Exercise aim: Quote the entries word for word. Omit the pictures.

= = = = =

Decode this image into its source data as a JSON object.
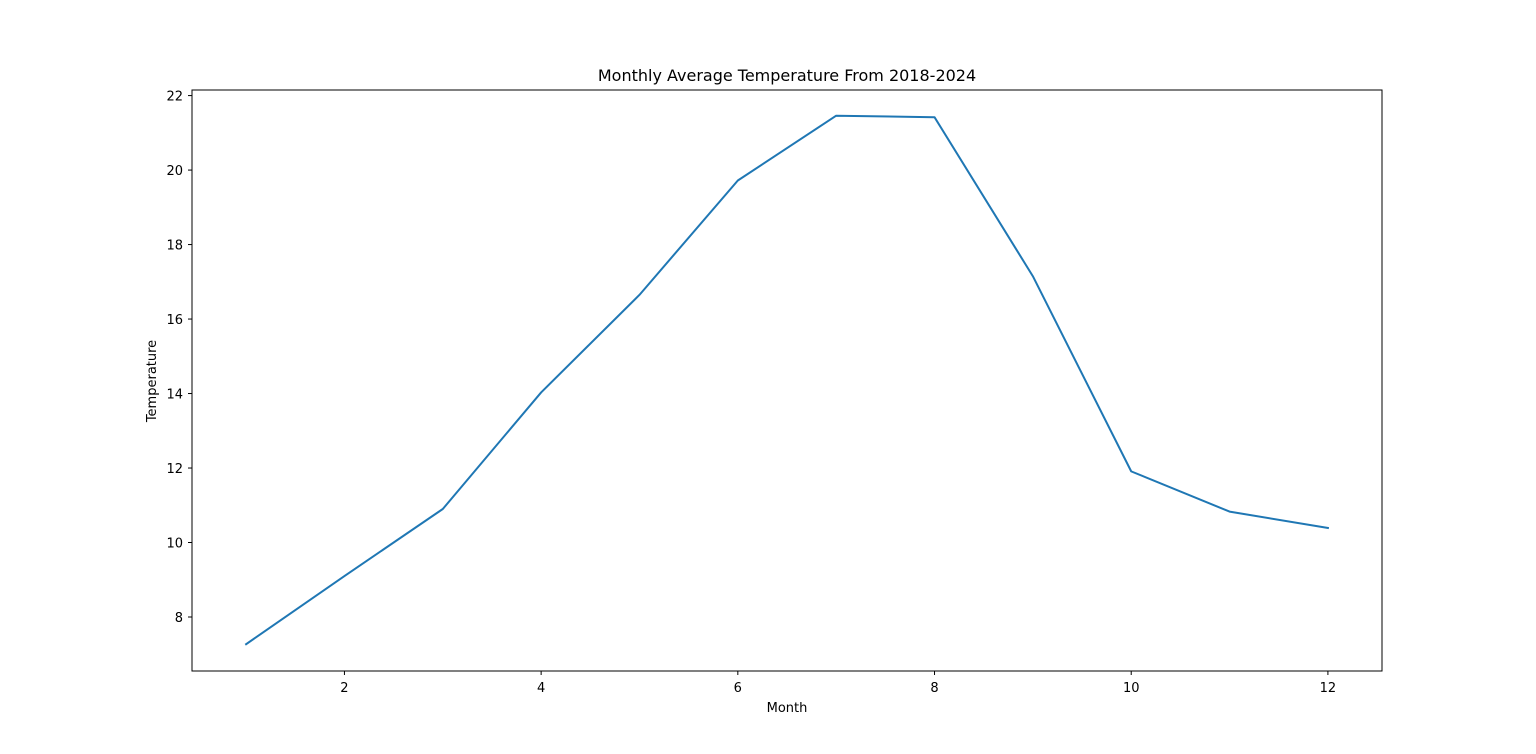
{
  "chart_data": {
    "type": "line",
    "title": "Monthly Average Temperature From 2018-2024",
    "xlabel": "Month",
    "ylabel": "Temperature",
    "xlim": [
      0.45,
      12.55
    ],
    "ylim": [
      6.55,
      22.15
    ],
    "x_ticks": [
      2,
      4,
      6,
      8,
      10,
      12
    ],
    "y_ticks": [
      8,
      10,
      12,
      14,
      16,
      18,
      20,
      22
    ],
    "grid": false,
    "series": [
      {
        "color": "#1f77b4",
        "x": [
          1,
          2,
          3,
          4,
          5,
          6,
          7,
          8,
          9,
          10,
          11,
          12
        ],
        "values": [
          7.27,
          9.1,
          10.9,
          14.03,
          16.65,
          19.72,
          21.46,
          21.42,
          17.15,
          11.91,
          10.83,
          10.39
        ]
      }
    ]
  }
}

= = = = =

The solution:
Decode this image into its source data as a JSON object.
{
  "chart_data": {
    "type": "line",
    "title": "Monthly Average Temperature From 2018-2024",
    "xlabel": "Month",
    "ylabel": "Temperature",
    "xlim": [
      0.45,
      12.55
    ],
    "ylim": [
      6.55,
      22.15
    ],
    "x_ticks": [
      2,
      4,
      6,
      8,
      10,
      12
    ],
    "y_ticks": [
      8,
      10,
      12,
      14,
      16,
      18,
      20,
      22
    ],
    "grid": false,
    "series": [
      {
        "color": "#1f77b4",
        "x": [
          1,
          2,
          3,
          4,
          5,
          6,
          7,
          8,
          9,
          10,
          11,
          12
        ],
        "values": [
          7.27,
          9.1,
          10.9,
          14.03,
          16.65,
          19.72,
          21.46,
          21.42,
          17.15,
          11.91,
          10.83,
          10.39
        ]
      }
    ]
  }
}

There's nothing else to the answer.